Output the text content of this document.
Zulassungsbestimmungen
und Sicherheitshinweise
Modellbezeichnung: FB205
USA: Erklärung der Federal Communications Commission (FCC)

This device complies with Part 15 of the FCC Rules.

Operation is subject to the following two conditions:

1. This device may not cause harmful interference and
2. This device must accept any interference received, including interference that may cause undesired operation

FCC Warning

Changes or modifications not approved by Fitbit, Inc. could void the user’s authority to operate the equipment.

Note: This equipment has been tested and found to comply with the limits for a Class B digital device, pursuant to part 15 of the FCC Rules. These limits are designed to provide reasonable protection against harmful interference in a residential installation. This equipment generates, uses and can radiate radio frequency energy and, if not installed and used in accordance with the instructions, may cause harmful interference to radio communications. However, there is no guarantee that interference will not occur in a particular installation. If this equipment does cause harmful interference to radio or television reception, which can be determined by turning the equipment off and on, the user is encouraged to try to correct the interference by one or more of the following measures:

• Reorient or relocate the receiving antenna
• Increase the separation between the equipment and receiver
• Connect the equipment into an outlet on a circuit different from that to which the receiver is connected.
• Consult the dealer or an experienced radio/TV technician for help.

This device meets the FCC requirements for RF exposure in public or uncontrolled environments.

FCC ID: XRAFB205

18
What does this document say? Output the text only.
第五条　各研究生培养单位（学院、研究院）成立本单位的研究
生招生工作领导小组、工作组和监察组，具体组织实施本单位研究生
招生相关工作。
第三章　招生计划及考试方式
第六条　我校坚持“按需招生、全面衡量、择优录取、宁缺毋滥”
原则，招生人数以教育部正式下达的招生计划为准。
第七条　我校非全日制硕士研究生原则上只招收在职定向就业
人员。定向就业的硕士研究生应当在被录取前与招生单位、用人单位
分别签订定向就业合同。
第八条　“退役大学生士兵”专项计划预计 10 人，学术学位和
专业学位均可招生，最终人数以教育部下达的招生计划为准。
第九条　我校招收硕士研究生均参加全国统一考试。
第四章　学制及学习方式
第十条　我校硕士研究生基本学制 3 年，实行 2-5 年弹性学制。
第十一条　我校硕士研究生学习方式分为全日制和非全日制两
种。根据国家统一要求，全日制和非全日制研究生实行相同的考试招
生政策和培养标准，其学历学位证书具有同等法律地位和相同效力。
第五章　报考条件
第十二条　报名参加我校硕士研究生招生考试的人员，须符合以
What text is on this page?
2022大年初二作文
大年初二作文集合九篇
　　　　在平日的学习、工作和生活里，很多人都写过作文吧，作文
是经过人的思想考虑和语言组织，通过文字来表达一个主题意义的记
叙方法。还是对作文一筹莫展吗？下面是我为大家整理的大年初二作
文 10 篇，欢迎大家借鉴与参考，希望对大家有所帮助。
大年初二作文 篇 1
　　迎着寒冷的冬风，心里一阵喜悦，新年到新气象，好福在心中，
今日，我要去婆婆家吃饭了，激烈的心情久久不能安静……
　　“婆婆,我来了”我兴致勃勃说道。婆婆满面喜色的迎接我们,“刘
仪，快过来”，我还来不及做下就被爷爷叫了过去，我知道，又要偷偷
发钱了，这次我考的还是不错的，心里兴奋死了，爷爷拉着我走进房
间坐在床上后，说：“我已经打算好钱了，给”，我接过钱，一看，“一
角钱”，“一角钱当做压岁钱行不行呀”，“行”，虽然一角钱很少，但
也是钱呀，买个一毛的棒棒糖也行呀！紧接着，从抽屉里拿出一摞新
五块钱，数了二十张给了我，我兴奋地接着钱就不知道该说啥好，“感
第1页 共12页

Your goal.
Look through the data and gather every line with the string "equipment" in it.

Full solution.
Changes or modifications not approved by Fitbit, Inc. could void the user’s authority to operate the equipment.
Note: This equipment has been tested and found to comply with the limits for a Class B digital device, pursuant to part 15 of the FCC Rules. These limits are designed to provide reasonable protection against harmful interference in a residential installation. This equipment generates, uses and can radiate radio frequency energy and, if not installed and used in accordance with the instructions, may cause harmful interference to radio communications. However, there is no guarantee that interference will not occur in a particular installation. If this equipment does cause harmful interference to radio or television reception, which can be determined by turning the equipment off and on, the user is encouraged to try to correct the interference by one or more of the following measures:
• Increase the separation between the equipment and receiver
• Connect the equipment into an outlet on a circuit different from that to which the receiver is connected.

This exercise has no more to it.